* WRITTEN EXERCISE
Pick out the lines below with "this" and list them.

-.-.-

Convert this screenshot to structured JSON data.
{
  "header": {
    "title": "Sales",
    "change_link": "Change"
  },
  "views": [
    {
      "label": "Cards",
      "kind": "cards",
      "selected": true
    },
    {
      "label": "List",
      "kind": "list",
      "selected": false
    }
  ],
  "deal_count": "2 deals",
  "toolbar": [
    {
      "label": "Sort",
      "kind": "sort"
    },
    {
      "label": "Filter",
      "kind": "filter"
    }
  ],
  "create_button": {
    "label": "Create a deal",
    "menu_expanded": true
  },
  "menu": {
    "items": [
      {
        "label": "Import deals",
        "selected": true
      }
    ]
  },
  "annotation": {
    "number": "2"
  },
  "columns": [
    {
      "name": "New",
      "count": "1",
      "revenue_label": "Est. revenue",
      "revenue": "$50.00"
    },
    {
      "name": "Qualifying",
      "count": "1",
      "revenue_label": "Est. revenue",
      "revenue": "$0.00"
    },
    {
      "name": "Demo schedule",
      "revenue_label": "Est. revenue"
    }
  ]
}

-.-.-

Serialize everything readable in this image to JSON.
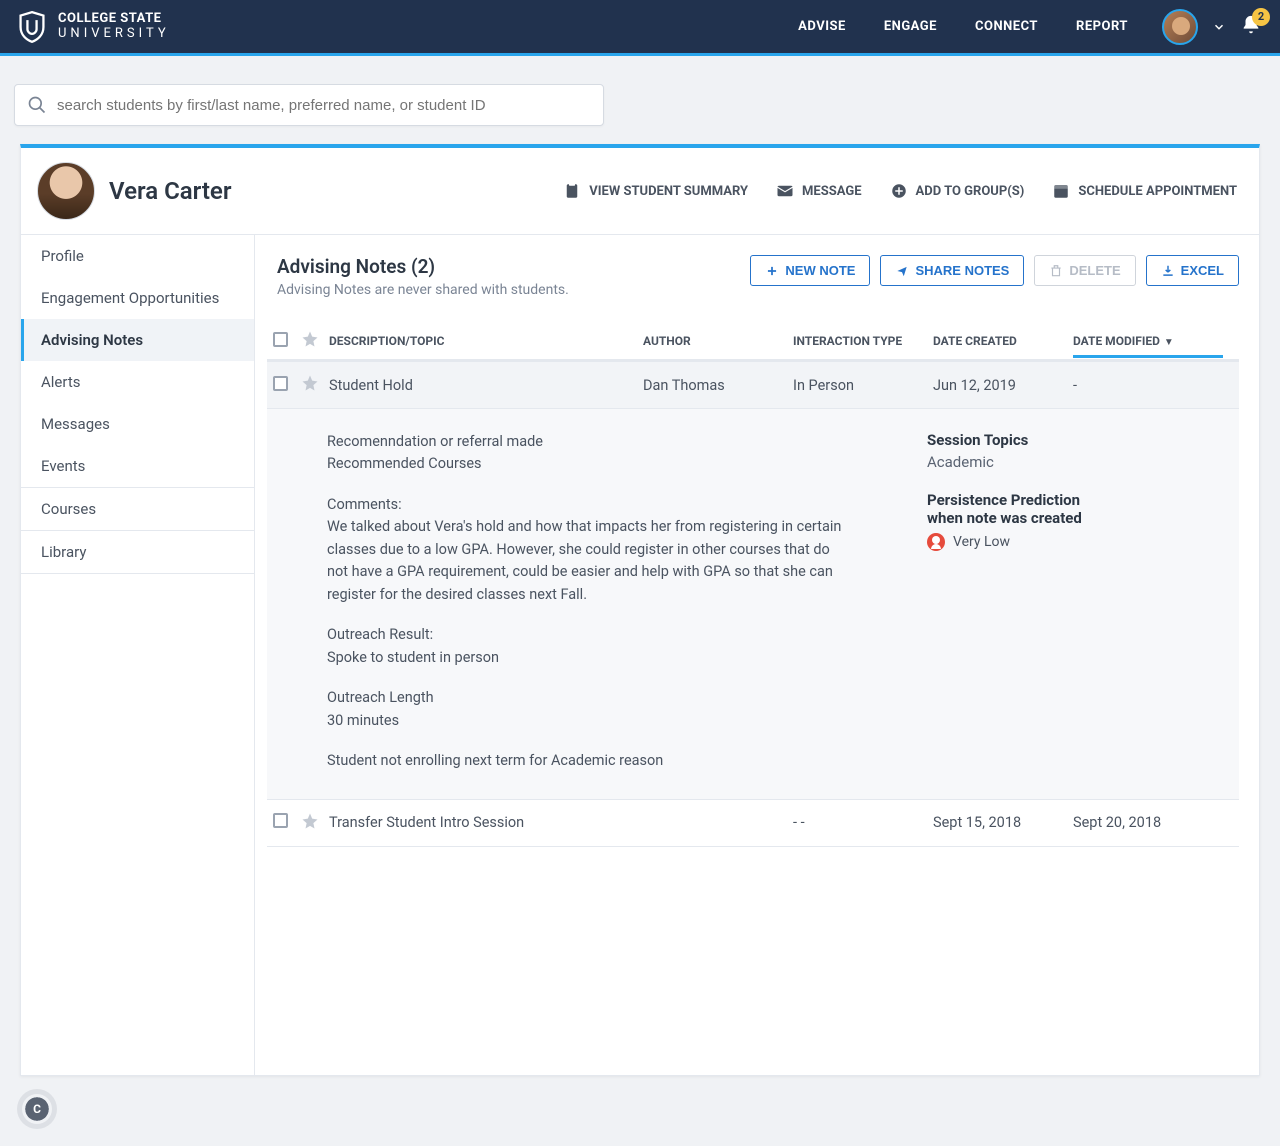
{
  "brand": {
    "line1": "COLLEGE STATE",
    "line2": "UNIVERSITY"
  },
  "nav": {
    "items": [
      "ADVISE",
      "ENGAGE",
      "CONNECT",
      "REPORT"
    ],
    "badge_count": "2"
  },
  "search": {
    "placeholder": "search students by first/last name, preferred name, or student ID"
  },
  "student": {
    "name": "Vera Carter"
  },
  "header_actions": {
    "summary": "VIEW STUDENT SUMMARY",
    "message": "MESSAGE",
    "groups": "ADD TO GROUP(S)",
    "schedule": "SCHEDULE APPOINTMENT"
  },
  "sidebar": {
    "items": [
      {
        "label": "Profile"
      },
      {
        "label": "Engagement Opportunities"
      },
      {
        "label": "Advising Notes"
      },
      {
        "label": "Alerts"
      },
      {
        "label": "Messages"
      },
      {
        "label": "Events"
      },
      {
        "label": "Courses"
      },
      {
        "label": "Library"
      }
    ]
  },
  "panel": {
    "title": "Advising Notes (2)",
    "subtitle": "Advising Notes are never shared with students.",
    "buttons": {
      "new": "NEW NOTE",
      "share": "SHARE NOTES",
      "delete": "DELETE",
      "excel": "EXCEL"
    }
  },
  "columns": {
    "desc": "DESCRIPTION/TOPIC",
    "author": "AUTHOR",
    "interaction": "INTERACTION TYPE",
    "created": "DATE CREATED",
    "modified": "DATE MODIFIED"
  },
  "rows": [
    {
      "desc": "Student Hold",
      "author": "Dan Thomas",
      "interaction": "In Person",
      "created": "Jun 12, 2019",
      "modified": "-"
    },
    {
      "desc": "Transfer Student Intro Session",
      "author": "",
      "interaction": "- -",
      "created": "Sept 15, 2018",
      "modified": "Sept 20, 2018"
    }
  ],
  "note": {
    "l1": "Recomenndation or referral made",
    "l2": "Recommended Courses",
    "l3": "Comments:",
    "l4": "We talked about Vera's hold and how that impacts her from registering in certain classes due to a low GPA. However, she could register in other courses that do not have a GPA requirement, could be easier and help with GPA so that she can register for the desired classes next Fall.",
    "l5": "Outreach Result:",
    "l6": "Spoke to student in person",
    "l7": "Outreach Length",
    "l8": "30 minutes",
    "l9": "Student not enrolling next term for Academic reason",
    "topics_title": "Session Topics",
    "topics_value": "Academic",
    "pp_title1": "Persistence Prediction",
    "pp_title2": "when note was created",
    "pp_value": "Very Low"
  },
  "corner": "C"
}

-.-.-

* FULL SOLUTION
Convert this screenshot to structured JSON data.
Serialize everything readable in this image to JSON.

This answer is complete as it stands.